WHAT THE EXERCISE ASKS ▸ From the listing below, extract each line containing the string "MEDIA".

MATERIAL TO PROCESS ▸

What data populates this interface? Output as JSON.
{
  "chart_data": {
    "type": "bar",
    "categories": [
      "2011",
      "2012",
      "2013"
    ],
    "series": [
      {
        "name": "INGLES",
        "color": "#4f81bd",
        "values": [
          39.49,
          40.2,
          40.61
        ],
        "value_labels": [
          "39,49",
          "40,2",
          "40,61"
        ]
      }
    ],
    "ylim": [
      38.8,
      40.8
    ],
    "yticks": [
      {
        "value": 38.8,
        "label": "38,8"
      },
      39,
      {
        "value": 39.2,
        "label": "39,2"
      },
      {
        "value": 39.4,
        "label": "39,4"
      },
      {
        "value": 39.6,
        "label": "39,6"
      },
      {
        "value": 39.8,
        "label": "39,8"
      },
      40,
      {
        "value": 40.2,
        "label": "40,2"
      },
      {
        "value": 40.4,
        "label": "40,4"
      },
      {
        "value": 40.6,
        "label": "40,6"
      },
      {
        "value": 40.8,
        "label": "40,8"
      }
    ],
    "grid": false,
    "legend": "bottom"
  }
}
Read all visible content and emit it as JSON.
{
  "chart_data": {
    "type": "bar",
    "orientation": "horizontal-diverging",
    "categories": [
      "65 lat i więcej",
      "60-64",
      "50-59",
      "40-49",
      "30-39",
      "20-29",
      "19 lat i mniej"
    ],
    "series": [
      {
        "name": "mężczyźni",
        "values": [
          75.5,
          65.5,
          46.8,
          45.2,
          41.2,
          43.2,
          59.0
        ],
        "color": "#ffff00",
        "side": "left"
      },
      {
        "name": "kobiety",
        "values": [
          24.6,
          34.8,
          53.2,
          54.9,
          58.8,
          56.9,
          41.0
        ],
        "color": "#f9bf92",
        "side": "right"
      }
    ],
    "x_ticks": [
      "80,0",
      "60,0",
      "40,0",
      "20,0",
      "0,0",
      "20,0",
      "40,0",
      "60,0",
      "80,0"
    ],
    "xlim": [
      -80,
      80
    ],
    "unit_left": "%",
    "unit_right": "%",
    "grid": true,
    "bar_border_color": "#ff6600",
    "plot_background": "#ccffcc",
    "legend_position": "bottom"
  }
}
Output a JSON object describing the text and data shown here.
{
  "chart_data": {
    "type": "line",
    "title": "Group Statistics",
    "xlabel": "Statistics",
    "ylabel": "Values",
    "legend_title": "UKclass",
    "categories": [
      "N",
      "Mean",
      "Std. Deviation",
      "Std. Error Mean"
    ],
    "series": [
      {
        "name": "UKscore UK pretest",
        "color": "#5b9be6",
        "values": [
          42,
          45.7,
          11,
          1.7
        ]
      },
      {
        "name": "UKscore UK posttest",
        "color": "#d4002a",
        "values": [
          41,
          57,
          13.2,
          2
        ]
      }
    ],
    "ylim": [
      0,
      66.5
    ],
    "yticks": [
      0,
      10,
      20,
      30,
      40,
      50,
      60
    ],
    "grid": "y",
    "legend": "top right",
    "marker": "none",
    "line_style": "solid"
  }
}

==

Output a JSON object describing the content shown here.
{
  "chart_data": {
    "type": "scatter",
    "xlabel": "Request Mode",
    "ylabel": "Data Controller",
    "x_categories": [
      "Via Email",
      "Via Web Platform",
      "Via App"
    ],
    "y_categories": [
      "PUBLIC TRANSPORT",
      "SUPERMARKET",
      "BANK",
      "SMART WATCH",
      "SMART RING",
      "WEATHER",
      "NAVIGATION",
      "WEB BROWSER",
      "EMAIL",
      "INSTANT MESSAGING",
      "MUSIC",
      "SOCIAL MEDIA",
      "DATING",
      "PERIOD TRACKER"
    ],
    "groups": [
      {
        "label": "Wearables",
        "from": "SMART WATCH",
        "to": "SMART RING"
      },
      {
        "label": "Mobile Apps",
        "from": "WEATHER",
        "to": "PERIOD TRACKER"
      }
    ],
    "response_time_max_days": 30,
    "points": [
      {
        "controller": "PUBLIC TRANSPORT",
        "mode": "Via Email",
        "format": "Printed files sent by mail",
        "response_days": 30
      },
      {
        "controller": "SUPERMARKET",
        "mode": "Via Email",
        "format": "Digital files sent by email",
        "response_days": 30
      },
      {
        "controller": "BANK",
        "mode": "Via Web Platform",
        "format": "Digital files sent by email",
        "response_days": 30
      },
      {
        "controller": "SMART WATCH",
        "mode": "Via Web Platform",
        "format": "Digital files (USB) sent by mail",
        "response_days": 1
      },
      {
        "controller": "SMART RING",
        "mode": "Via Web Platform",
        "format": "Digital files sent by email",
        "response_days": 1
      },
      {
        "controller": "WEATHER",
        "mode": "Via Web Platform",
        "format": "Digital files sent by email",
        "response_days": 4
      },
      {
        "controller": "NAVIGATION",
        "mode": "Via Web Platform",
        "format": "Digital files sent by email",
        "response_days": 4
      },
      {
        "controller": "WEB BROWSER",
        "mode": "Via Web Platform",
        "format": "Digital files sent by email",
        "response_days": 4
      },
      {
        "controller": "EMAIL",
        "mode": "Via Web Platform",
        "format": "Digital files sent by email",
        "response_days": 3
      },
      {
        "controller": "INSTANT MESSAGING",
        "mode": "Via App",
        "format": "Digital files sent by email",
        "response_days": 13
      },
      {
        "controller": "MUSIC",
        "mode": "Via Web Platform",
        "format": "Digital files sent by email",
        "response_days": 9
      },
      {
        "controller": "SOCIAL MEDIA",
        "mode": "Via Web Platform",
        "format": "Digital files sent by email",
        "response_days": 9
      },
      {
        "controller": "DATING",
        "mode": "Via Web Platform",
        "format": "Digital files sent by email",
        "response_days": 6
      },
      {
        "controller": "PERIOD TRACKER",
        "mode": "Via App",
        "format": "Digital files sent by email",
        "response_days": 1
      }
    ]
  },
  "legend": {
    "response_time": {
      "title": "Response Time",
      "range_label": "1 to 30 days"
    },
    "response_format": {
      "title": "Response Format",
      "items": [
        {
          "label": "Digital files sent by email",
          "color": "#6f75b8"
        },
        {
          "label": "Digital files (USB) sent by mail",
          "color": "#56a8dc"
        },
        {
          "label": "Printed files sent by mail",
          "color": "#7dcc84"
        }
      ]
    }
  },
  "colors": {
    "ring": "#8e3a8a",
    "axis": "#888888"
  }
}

* * *

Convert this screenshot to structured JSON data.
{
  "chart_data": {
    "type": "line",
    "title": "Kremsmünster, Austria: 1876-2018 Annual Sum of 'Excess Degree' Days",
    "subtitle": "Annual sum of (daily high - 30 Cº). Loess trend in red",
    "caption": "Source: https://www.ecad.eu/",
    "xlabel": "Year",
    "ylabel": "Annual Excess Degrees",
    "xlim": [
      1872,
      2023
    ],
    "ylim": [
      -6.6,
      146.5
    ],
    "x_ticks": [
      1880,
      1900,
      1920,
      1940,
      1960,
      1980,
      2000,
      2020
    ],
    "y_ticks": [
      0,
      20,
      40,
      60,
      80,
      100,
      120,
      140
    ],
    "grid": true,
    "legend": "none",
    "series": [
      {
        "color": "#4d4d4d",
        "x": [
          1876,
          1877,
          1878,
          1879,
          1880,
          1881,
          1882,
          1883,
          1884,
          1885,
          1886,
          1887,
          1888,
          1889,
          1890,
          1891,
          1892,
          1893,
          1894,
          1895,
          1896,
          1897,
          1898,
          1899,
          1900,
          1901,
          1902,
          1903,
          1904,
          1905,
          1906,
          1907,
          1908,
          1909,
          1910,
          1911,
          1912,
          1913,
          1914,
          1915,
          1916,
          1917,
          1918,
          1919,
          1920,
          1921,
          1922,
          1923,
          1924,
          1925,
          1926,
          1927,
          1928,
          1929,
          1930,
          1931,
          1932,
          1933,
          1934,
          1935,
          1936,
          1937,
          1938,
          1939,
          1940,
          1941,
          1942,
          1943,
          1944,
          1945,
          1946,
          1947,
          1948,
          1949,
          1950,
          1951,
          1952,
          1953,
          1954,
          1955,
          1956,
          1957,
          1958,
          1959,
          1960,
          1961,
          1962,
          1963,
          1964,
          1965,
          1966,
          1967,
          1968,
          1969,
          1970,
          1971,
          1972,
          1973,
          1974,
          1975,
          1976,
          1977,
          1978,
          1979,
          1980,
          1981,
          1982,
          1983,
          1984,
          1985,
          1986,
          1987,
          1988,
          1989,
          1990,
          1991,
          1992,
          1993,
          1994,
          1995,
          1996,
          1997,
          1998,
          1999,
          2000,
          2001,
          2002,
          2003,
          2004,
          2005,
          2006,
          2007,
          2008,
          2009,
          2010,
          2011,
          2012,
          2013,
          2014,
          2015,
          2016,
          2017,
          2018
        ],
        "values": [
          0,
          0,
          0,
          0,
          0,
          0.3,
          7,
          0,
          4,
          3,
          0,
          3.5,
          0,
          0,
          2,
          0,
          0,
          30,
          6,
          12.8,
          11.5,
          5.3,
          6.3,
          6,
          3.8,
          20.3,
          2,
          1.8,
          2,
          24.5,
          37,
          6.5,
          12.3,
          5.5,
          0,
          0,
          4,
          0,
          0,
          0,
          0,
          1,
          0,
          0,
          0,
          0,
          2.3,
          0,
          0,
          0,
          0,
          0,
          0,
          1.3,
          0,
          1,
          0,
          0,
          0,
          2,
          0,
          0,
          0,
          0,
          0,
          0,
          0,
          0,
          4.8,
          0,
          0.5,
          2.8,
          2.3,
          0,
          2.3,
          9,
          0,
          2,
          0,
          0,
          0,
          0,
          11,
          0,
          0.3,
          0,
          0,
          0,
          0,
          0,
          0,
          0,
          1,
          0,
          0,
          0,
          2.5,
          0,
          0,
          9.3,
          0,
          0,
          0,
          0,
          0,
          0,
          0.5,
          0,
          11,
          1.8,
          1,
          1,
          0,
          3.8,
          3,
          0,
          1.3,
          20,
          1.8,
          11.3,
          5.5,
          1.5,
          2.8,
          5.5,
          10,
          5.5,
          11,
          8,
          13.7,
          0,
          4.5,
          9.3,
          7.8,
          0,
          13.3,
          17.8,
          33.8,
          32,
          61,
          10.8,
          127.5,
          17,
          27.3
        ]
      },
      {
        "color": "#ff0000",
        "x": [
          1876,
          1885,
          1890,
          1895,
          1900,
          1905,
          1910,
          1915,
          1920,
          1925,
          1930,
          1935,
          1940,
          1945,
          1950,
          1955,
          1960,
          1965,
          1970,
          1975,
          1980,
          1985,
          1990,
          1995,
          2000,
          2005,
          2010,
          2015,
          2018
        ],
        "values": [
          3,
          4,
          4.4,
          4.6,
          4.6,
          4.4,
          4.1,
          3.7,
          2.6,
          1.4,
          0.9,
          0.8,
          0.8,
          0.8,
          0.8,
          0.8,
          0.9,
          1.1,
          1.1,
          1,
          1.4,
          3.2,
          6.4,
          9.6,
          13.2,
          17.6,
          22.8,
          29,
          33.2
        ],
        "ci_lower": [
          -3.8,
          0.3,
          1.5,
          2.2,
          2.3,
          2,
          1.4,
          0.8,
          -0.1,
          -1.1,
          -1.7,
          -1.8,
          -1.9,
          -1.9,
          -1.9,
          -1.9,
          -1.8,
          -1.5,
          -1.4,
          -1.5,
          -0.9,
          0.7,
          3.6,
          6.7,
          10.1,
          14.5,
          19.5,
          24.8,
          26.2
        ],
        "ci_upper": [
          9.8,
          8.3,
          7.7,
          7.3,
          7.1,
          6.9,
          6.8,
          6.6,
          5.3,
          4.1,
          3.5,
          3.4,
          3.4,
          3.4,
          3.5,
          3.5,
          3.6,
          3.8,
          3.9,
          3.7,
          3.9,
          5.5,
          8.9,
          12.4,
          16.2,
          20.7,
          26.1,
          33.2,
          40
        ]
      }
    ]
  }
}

SOLUTION BELOW ▸
      "SOCIAL MEDIA",
        "controller": "SOCIAL MEDIA",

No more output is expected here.